■ **GIVEN REQUEST**:
Print the listing below exactly.

───

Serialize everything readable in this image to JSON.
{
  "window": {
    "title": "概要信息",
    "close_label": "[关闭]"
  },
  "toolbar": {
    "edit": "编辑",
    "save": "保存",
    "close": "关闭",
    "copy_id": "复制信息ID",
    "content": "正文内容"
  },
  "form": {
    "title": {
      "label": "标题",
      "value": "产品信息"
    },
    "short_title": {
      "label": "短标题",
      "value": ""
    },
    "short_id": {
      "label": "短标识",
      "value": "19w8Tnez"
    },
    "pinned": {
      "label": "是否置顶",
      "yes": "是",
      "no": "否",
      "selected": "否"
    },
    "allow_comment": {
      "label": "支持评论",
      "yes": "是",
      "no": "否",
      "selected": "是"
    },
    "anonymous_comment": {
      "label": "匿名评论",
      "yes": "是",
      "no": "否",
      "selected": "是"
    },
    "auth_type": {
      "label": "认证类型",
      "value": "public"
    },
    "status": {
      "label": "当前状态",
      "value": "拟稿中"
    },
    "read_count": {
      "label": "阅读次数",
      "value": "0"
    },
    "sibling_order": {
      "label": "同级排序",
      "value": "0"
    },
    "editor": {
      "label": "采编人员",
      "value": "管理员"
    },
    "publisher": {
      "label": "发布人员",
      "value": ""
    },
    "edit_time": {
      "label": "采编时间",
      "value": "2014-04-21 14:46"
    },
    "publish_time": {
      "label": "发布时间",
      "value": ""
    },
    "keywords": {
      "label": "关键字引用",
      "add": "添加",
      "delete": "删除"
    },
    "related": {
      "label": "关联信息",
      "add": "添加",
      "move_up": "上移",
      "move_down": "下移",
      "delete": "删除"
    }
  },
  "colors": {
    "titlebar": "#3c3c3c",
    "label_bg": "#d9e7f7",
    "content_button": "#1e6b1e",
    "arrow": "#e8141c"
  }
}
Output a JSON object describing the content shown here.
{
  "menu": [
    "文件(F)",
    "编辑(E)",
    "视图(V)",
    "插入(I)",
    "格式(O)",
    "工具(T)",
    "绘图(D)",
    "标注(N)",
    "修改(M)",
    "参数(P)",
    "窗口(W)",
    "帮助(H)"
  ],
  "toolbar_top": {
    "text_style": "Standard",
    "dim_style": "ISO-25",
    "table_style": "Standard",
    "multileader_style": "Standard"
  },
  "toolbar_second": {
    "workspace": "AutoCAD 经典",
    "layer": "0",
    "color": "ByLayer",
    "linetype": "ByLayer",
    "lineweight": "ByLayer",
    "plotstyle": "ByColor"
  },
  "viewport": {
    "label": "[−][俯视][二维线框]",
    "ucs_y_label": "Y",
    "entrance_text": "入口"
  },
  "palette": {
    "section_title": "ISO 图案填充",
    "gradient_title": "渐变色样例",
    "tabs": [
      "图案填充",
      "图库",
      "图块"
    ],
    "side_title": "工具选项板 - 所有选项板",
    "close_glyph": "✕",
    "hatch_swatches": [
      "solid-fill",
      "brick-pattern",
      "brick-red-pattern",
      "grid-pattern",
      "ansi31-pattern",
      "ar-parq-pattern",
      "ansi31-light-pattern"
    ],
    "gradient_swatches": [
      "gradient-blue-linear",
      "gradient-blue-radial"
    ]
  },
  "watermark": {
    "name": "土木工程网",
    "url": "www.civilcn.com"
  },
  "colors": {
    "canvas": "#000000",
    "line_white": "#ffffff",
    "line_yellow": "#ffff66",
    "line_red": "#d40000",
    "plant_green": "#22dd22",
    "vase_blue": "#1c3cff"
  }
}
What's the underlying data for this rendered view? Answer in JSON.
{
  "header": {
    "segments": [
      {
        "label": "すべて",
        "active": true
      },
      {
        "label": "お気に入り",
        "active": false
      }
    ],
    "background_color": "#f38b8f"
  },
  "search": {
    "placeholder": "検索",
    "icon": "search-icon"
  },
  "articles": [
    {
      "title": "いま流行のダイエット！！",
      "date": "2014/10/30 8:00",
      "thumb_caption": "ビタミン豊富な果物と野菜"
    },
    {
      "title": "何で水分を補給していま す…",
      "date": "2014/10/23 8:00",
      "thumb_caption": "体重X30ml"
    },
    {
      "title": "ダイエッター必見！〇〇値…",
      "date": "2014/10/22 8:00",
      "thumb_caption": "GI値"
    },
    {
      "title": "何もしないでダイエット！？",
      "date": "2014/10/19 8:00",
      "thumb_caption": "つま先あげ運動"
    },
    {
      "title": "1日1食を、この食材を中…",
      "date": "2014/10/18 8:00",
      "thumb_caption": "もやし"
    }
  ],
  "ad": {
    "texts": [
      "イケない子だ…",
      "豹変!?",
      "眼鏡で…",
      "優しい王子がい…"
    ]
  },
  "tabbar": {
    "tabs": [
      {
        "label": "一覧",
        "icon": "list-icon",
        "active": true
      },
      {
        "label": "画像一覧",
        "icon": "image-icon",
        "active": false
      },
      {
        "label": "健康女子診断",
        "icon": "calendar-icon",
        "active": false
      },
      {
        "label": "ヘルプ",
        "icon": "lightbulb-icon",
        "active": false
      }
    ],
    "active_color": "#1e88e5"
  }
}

───

■ **CORRECT RESULT**:
Serialize everything readable in this image to JSON.
{
  "window": {
    "title": "概要信息",
    "close_label": "[关闭]"
  },
  "toolbar": {
    "edit": "编辑",
    "save": "保存",
    "close": "关闭",
    "copy_id": "复制信息ID",
    "content": "正文内容"
  },
  "form": {
    "title": {
      "label": "标题",
      "value": "产品信息"
    },
    "short_title": {
      "label": "短标题",
      "value": ""
    },
    "short_id": {
      "label": "短标识",
      "value": "19w8Tnez"
    },
    "pinned": {
      "label": "是否置顶",
      "yes": "是",
      "no": "否",
      "selected": "否"
    },
    "allow_comment": {
      "label": "支持评论",
      "yes": "是",
      "no": "否",
      "selected": "是"
    },
    "anonymous_comment": {
      "label": "匿名评论",
      "yes": "是",
      "no": "否",
      "selected": "是"
    },
    "auth_type": {
      "label": "认证类型",
      "value": "public"
    },
    "status": {
      "label": "当前状态",
      "value": "拟稿中"
    },
    "read_count": {
      "label": "阅读次数",
      "value": "0"
    },
    "sibling_order": {
      "label": "同级排序",
      "value": "0"
    },
    "editor": {
      "label": "采编人员",
      "value": "管理员"
    },
    "publisher": {
      "label": "发布人员",
      "value": ""
    },
    "edit_time": {
      "label": "采编时间",
      "value": "2014-04-21 14:46"
    },
    "publish_time": {
      "label": "发布时间",
      "value": ""
    },
    "keywords": {
      "label": "关键字引用",
      "add": "添加",
      "delete": "删除"
    },
    "related": {
      "label": "关联信息",
      "add": "添加",
      "move_up": "上移",
      "move_down": "下移",
      "delete": "删除"
    }
  },
  "colors": {
    "titlebar": "#3c3c3c",
    "label_bg": "#d9e7f7",
    "content_button": "#1e6b1e",
    "arrow": "#e8141c"
  }
}
Output a JSON object describing the content shown here.
{
  "menu": [
    "文件(F)",
    "编辑(E)",
    "视图(V)",
    "插入(I)",
    "格式(O)",
    "工具(T)",
    "绘图(D)",
    "标注(N)",
    "修改(M)",
    "参数(P)",
    "窗口(W)",
    "帮助(H)"
  ],
  "toolbar_top": {
    "text_style": "Standard",
    "dim_style": "ISO-25",
    "table_style": "Standard",
    "multileader_style": "Standard"
  },
  "toolbar_second": {
    "workspace": "AutoCAD 经典",
    "layer": "0",
    "color": "ByLayer",
    "linetype": "ByLayer",
    "lineweight": "ByLayer",
    "plotstyle": "ByColor"
  },
  "viewport": {
    "label": "[−][俯视][二维线框]",
    "ucs_y_label": "Y",
    "entrance_text": "入口"
  },
  "palette": {
    "section_title": "ISO 图案填充",
    "gradient_title": "渐变色样例",
    "tabs": [
      "图案填充",
      "图库",
      "图块"
    ],
    "side_title": "工具选项板 - 所有选项板",
    "close_glyph": "✕",
    "hatch_swatches": [
      "solid-fill",
      "brick-pattern",
      "brick-red-pattern",
      "grid-pattern",
      "ansi31-pattern",
      "ar-parq-pattern",
      "ansi31-light-pattern"
    ],
    "gradient_swatches": [
      "gradient-blue-linear",
      "gradient-blue-radial"
    ]
  },
  "watermark": {
    "name": "土木工程网",
    "url": "www.civilcn.com"
  },
  "colors": {
    "canvas": "#000000",
    "line_white": "#ffffff",
    "line_yellow": "#ffff66",
    "line_red": "#d40000",
    "plant_green": "#22dd22",
    "vase_blue": "#1c3cff"
  }
}
What's the underlying data for this rendered view? Answer in JSON.
{
  "header": {
    "segments": [
      {
        "label": "すべて",
        "active": true
      },
      {
        "label": "お気に入り",
        "active": false
      }
    ],
    "background_color": "#f38b8f"
  },
  "search": {
    "placeholder": "検索",
    "icon": "search-icon"
  },
  "articles": [
    {
      "title": "いま流行のダイエット！！",
      "date": "2014/10/30 8:00",
      "thumb_caption": "ビタミン豊富な果物と野菜"
    },
    {
      "title": "何で水分を補給していま す…",
      "date": "2014/10/23 8:00",
      "thumb_caption": "体重X30ml"
    },
    {
      "title": "ダイエッター必見！〇〇値…",
      "date": "2014/10/22 8:00",
      "thumb_caption": "GI値"
    },
    {
      "title": "何もしないでダイエット！？",
      "date": "2014/10/19 8:00",
      "thumb_caption": "つま先あげ運動"
    },
    {
      "title": "1日1食を、この食材を中…",
      "date": "2014/10/18 8:00",
      "thumb_caption": "もやし"
    }
  ],
  "ad": {
    "texts": [
      "イケない子だ…",
      "豹変!?",
      "眼鏡で…",
      "優しい王子がい…"
    ]
  },
  "tabbar": {
    "tabs": [
      {
        "label": "一覧",
        "icon": "list-icon",
        "active": true
      },
      {
        "label": "画像一覧",
        "icon": "image-icon",
        "active": false
      },
      {
        "label": "健康女子診断",
        "icon": "calendar-icon",
        "active": false
      },
      {
        "label": "ヘルプ",
        "icon": "lightbulb-icon",
        "active": false
      }
    ],
    "active_color": "#1e88e5"
  }
}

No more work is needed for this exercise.